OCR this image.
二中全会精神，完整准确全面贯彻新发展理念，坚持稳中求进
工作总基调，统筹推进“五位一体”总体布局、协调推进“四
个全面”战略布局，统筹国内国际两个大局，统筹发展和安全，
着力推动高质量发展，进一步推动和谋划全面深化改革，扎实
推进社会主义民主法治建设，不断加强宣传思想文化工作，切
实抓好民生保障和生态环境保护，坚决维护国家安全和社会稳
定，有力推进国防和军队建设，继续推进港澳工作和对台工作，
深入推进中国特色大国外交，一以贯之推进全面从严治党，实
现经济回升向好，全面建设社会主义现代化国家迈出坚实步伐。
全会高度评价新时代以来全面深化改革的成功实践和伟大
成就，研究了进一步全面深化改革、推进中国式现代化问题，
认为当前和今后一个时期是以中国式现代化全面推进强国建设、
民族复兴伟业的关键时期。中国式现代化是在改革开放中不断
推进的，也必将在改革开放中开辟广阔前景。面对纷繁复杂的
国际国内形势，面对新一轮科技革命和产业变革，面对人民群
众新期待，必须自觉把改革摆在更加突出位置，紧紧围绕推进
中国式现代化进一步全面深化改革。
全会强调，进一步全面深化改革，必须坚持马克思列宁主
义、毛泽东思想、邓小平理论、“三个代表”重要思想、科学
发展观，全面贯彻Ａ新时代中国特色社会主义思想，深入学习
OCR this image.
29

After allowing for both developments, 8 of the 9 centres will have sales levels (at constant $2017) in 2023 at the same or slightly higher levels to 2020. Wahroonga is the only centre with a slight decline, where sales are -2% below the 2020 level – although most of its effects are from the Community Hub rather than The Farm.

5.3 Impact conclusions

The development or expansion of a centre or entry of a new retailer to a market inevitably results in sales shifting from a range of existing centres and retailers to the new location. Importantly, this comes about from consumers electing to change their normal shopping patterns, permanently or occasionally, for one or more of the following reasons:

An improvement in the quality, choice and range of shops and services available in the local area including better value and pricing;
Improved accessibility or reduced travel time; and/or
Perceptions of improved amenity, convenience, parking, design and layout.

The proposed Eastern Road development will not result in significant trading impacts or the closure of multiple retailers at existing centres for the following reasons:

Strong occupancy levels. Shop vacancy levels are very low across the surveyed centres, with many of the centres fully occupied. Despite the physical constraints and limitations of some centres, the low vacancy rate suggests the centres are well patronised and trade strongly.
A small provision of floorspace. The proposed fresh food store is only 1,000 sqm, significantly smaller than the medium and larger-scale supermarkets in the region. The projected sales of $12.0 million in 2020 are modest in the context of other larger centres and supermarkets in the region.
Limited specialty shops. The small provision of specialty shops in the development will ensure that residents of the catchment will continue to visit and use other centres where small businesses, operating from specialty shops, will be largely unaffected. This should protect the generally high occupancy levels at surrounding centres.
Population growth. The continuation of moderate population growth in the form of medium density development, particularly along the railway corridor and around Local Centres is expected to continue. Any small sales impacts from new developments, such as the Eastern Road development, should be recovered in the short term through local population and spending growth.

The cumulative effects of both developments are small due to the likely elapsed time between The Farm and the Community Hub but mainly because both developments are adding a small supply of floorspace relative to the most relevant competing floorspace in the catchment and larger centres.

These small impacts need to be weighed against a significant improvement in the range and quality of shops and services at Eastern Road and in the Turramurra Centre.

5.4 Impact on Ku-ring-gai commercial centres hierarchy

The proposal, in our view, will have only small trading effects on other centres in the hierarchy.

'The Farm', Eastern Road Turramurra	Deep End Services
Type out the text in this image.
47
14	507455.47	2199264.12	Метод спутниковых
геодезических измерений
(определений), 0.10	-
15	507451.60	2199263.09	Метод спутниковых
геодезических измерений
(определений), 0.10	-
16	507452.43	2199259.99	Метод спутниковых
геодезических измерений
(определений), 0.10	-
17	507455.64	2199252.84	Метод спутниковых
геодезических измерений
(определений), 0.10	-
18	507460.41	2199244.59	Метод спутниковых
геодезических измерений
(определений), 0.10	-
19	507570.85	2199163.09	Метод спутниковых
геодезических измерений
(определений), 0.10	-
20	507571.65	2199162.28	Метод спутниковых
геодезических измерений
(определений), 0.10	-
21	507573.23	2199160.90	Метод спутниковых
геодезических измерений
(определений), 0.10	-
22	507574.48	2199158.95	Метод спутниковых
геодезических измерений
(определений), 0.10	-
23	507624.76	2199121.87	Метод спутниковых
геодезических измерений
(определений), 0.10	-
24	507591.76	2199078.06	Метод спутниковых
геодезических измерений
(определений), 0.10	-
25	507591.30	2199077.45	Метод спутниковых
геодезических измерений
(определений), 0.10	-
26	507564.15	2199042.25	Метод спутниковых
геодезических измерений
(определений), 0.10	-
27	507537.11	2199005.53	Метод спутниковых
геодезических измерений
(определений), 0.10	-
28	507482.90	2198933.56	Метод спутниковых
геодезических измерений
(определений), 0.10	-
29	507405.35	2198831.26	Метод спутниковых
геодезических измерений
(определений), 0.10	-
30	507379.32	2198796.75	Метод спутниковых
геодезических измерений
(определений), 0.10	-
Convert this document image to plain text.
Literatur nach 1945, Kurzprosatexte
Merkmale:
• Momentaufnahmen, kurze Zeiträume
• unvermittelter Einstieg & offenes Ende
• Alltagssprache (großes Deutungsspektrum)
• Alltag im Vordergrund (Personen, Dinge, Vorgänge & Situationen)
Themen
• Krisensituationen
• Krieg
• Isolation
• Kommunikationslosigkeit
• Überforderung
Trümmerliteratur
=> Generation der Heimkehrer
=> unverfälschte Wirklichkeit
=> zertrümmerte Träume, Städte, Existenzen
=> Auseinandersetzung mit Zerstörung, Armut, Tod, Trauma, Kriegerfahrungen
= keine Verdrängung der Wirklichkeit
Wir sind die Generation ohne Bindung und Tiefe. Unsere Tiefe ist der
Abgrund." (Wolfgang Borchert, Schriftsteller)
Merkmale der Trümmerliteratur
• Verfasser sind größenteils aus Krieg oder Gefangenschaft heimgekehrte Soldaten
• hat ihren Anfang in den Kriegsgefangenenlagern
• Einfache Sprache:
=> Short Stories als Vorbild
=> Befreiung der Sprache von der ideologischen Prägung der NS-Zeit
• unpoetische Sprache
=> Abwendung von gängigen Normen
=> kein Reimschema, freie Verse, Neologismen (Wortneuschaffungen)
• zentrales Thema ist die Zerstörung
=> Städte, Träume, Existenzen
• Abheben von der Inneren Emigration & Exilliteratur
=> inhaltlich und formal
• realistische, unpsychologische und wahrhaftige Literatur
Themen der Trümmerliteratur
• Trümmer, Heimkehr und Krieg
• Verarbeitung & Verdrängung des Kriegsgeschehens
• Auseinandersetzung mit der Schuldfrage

______

Search the entries for the word "larger", then gather every line that has it.

A small provision of floorspace. The proposed fresh food store is only 1,000 sqm, significantly smaller than the medium and larger-scale supermarkets in the region. The projected sales of $12.0 million in 2020 are modest in the context of other larger centres and supermarkets in the region.
The cumulative effects of both developments are small due to the likely elapsed time between The Farm and the Community Hub but mainly because both developments are adding a small supply of floorspace relative to the most relevant competing floorspace in the catchment and larger centres.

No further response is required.